▸ The exercise:
From the entries below, gather each line containing the word "Curve".

▸ Material provided:
# # # # # # #
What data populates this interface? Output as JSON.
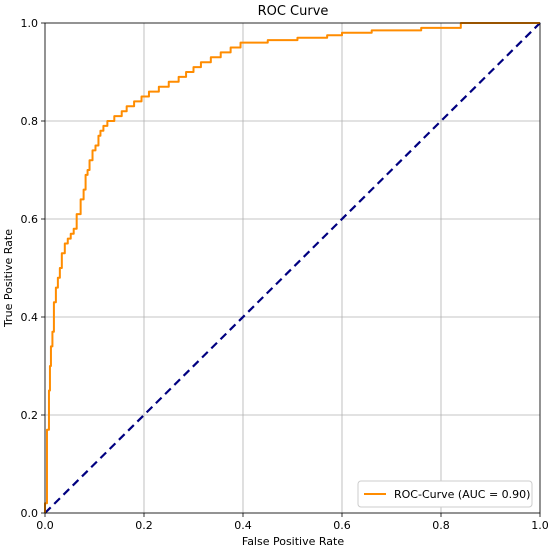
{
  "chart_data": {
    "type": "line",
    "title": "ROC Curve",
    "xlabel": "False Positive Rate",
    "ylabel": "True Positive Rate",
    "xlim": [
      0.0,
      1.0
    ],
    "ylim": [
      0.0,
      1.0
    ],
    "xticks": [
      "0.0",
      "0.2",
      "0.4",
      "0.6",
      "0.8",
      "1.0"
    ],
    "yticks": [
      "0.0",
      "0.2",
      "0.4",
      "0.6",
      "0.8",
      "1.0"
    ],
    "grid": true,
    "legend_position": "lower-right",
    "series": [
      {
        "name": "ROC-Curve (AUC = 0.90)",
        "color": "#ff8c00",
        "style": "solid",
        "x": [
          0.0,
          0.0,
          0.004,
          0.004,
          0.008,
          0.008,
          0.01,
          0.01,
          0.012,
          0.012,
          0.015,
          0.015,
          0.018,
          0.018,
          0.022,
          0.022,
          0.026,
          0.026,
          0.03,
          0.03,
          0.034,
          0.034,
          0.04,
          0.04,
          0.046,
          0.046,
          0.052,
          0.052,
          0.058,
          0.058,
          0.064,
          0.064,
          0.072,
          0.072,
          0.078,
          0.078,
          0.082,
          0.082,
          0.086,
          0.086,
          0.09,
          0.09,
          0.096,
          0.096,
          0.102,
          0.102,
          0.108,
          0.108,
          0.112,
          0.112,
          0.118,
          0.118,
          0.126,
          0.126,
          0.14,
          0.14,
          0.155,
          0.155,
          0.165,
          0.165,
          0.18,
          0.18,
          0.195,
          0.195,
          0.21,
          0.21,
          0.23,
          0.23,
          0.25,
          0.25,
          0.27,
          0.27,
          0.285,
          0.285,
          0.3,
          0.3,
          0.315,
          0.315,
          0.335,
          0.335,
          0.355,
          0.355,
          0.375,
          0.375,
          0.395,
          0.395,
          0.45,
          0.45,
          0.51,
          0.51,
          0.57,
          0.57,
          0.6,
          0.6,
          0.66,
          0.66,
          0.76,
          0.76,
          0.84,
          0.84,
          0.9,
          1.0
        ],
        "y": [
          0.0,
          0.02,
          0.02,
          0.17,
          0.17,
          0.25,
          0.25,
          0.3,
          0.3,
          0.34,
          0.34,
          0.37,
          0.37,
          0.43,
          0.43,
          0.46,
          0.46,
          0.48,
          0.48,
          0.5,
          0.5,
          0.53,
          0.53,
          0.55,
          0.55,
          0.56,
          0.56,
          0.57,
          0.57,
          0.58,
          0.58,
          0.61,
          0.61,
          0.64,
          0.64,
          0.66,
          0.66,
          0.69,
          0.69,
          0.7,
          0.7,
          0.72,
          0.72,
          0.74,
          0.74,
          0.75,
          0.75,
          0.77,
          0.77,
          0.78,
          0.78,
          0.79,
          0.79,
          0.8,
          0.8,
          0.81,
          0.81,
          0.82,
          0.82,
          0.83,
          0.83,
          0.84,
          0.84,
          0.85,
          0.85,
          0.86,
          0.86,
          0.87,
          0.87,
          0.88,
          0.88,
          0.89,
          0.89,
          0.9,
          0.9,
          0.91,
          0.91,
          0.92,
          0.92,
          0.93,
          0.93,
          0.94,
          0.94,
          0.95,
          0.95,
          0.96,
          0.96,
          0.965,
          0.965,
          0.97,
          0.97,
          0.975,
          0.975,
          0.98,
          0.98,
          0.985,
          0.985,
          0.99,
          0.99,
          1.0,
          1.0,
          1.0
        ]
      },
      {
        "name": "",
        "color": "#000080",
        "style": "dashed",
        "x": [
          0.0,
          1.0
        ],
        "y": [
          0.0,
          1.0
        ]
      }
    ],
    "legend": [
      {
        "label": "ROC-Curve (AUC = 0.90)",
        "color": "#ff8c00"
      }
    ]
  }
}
# # # # # # #
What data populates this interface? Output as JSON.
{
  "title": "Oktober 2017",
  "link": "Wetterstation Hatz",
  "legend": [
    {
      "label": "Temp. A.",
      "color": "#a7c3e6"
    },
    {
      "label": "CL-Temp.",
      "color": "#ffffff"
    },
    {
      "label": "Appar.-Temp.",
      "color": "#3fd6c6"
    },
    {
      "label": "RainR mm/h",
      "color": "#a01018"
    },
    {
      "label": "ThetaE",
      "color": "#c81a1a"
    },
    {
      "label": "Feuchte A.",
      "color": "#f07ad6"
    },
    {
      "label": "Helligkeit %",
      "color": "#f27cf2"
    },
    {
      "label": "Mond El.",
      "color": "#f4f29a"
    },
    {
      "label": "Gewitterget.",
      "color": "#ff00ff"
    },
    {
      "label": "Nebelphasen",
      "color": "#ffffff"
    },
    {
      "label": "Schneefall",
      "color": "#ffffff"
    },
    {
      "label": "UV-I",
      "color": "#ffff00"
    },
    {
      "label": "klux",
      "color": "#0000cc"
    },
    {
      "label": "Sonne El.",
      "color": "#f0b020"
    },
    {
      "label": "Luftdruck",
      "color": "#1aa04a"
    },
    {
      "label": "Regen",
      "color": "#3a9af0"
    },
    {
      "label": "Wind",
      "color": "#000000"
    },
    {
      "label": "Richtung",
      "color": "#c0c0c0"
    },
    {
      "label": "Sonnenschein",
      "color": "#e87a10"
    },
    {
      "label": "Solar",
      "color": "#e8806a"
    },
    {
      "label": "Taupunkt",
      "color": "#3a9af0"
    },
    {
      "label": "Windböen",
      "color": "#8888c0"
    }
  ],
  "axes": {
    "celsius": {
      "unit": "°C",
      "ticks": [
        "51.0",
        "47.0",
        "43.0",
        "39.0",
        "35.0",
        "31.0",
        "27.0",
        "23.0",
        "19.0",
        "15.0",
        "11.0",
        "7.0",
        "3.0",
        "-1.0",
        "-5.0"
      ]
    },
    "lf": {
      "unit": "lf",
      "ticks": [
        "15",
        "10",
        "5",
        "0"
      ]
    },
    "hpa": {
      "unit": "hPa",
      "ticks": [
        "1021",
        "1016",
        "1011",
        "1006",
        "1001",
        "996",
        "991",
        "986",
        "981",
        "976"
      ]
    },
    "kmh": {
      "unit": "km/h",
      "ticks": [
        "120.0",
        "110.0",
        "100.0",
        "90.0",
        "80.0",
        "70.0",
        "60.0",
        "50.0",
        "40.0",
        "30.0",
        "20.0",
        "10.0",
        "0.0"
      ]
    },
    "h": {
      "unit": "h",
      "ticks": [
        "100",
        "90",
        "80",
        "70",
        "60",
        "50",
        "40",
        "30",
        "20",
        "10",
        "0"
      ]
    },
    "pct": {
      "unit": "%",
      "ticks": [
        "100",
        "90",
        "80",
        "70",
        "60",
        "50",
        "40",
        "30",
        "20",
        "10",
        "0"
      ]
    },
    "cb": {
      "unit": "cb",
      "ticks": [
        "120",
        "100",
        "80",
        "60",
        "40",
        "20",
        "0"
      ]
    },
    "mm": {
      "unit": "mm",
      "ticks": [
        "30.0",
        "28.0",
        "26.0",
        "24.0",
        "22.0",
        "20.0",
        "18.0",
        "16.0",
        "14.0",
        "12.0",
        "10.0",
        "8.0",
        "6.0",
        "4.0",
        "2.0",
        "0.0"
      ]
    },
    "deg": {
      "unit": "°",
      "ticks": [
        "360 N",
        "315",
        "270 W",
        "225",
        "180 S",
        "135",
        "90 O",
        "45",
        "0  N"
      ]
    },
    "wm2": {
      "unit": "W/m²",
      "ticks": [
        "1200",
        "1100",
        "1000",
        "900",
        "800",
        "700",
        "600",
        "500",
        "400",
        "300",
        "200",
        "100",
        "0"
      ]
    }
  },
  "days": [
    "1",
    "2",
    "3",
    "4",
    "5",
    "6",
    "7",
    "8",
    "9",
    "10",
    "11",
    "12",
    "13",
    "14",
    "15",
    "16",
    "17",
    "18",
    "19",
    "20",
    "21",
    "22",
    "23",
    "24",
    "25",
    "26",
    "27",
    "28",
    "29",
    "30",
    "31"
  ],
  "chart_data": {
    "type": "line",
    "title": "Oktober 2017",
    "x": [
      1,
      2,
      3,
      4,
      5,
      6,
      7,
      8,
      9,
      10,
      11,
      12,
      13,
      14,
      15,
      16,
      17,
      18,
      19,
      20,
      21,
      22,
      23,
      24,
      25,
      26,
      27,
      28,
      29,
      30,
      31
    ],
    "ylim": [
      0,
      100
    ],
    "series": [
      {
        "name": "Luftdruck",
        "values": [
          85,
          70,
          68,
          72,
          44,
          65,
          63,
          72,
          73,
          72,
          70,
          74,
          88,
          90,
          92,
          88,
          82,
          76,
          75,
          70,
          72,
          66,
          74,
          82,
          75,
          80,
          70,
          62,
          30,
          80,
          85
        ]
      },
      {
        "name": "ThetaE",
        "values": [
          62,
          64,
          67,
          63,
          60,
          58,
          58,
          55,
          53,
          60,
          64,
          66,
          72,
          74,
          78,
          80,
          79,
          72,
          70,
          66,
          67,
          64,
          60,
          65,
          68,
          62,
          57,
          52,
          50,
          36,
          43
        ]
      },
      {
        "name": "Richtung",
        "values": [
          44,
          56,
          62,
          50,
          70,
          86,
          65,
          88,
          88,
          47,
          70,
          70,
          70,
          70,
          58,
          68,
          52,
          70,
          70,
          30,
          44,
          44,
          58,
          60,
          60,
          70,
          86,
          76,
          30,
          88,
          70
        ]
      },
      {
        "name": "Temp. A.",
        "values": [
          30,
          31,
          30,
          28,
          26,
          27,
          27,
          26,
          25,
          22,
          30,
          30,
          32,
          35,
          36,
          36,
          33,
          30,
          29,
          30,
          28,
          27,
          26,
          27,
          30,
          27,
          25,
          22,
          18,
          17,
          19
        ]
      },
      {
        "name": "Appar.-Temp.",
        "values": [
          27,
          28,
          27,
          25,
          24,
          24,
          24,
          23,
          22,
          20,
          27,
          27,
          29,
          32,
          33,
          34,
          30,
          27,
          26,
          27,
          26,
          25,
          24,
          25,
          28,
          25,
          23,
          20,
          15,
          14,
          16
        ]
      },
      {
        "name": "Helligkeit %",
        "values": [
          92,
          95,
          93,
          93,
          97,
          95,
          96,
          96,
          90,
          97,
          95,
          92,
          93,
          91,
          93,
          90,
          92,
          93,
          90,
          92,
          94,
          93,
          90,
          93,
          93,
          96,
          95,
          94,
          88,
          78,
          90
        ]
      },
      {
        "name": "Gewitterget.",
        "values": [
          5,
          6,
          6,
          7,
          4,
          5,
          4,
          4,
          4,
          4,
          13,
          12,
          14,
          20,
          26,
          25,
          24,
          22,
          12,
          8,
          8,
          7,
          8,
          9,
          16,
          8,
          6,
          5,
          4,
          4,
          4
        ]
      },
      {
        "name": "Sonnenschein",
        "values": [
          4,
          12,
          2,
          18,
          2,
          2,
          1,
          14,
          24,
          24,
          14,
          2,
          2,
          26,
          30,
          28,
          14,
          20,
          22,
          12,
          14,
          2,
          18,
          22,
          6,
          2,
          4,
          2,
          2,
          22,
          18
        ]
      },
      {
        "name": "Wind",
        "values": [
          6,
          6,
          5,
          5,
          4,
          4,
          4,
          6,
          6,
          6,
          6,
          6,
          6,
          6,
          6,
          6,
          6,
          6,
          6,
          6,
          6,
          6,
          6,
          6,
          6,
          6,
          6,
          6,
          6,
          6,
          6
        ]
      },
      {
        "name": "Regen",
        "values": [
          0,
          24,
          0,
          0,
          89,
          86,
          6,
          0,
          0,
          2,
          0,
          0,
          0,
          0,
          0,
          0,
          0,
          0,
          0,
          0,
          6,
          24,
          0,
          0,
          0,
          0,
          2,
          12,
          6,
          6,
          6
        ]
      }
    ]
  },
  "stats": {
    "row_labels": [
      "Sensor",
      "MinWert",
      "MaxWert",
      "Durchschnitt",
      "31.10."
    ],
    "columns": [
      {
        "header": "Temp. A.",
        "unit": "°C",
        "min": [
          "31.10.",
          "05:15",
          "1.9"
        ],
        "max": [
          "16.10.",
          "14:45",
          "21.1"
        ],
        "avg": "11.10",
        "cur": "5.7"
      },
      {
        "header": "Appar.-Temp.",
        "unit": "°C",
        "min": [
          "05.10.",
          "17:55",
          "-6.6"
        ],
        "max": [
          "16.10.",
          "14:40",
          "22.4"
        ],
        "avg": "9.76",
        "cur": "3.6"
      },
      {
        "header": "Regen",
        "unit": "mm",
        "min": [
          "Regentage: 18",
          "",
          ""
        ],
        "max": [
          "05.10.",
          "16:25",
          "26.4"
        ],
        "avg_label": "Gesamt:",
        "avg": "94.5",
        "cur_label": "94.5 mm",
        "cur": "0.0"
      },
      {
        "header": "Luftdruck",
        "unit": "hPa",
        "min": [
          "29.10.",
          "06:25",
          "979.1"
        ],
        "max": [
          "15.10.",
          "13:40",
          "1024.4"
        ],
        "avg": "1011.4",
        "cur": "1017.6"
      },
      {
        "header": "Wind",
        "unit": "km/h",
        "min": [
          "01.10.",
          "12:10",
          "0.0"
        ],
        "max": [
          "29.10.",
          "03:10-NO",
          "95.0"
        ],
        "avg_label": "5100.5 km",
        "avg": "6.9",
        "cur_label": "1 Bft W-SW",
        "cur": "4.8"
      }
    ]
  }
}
# # # # # # #
▸ Output for this task:
    "title": "ROC Curve",
        "name": "ROC-Curve (AUC = 0.90)",
        "label": "ROC-Curve (AUC = 0.90)",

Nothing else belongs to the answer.